* [AIM]
Find every line in the records below that holds the word "horizontal", and copy it out.

------------------------

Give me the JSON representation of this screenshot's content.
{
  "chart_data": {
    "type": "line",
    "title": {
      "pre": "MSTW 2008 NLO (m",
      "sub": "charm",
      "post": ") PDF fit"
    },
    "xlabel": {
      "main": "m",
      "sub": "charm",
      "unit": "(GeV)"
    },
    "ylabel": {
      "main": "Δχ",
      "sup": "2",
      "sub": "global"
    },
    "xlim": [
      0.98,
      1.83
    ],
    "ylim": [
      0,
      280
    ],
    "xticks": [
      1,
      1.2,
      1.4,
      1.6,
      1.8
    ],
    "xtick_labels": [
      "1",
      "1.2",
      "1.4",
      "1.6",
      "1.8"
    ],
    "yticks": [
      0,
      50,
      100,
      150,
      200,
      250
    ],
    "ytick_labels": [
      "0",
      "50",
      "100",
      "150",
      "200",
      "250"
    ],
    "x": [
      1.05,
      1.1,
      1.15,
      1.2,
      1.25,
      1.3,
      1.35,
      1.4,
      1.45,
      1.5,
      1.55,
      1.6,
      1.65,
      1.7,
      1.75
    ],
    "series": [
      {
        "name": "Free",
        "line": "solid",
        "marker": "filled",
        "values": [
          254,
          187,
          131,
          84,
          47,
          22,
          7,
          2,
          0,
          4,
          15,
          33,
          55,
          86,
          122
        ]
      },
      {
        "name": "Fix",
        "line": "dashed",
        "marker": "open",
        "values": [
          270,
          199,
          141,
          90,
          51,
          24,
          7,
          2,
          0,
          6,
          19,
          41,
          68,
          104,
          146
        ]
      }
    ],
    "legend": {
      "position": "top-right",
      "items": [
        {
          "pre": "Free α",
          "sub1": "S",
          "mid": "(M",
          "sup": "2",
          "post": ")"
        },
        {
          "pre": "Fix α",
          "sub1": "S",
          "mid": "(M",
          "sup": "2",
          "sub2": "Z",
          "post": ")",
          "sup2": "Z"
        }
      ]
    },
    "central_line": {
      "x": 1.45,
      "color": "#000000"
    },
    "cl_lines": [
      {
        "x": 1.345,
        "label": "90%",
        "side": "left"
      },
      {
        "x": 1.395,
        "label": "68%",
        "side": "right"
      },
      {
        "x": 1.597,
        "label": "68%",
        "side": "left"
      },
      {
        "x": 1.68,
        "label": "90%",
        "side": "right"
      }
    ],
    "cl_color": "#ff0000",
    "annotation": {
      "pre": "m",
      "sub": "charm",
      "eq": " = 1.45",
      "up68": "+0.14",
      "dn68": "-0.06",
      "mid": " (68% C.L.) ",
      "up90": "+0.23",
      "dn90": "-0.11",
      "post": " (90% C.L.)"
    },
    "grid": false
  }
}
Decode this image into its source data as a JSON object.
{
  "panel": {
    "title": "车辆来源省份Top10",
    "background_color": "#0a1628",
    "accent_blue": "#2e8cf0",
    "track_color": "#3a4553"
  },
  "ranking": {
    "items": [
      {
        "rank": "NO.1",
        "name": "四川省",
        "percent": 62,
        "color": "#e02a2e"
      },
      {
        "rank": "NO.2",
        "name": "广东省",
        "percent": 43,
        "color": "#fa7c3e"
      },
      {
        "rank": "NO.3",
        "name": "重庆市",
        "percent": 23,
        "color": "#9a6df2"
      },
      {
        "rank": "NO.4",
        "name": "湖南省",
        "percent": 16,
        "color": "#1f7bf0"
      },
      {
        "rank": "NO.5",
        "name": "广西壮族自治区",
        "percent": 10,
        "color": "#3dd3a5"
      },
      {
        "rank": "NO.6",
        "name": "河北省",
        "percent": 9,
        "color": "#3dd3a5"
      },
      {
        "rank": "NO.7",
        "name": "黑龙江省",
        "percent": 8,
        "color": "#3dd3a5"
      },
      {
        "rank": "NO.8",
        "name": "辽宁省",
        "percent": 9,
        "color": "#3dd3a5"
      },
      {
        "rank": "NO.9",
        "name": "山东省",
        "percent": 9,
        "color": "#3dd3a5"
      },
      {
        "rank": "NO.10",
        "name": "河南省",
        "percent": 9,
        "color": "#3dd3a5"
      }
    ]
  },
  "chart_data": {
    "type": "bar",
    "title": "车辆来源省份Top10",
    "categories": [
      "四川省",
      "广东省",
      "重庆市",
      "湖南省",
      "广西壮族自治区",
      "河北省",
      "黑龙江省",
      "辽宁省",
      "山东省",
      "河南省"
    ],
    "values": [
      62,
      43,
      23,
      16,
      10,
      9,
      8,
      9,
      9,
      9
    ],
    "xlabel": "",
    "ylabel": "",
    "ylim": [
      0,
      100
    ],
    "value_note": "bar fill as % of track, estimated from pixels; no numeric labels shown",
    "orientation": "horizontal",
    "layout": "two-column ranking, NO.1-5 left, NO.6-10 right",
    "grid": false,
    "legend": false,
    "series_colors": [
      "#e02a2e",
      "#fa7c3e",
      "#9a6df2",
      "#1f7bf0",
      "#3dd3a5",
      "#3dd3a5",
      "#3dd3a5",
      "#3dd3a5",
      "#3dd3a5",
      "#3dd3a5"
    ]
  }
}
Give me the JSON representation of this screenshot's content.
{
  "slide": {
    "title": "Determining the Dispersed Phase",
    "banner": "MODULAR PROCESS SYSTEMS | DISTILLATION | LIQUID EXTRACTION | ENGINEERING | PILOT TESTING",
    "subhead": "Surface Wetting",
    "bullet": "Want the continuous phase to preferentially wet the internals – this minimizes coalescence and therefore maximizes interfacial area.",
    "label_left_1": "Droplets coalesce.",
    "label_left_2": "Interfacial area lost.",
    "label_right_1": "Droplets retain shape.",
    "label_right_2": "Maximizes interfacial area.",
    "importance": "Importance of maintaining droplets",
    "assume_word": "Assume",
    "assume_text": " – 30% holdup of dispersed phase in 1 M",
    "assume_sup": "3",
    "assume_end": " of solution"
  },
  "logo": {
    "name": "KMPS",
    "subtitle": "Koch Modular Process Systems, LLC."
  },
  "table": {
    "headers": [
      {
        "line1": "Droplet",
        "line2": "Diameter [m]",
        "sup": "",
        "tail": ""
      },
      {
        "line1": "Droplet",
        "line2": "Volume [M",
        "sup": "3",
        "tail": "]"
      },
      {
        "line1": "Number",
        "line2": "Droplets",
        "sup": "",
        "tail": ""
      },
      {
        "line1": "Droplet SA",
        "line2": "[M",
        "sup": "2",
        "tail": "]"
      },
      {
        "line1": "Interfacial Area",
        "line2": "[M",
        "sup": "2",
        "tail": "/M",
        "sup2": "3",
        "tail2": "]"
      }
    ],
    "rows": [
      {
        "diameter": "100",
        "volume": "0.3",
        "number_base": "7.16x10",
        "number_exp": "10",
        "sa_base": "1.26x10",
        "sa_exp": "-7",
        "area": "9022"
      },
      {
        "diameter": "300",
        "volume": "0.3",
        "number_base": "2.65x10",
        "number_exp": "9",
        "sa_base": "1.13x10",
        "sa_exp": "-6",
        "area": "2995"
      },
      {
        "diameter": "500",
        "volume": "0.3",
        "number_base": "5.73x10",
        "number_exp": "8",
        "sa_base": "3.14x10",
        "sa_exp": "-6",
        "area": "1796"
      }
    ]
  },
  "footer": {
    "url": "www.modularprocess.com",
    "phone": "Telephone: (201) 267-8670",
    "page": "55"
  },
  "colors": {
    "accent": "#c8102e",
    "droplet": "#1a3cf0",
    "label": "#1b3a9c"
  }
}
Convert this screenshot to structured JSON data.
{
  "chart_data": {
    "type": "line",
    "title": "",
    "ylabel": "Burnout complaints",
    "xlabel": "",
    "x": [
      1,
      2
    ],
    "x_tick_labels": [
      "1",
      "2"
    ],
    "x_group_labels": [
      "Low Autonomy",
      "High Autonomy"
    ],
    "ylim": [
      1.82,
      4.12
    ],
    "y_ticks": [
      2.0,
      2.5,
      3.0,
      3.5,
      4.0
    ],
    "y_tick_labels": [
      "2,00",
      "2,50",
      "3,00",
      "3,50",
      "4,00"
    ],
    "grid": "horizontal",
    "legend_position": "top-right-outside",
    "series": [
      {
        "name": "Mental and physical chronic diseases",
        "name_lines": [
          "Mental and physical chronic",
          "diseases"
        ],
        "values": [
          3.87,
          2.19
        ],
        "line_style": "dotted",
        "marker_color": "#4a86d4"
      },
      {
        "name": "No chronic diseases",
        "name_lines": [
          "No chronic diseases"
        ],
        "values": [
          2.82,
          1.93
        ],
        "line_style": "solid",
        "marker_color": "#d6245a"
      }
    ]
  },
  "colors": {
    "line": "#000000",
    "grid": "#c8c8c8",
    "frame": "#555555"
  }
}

------------------------

* [ANSWER TO THIS TASK]
    "orientation": "horizontal",
    "grid": "horizontal",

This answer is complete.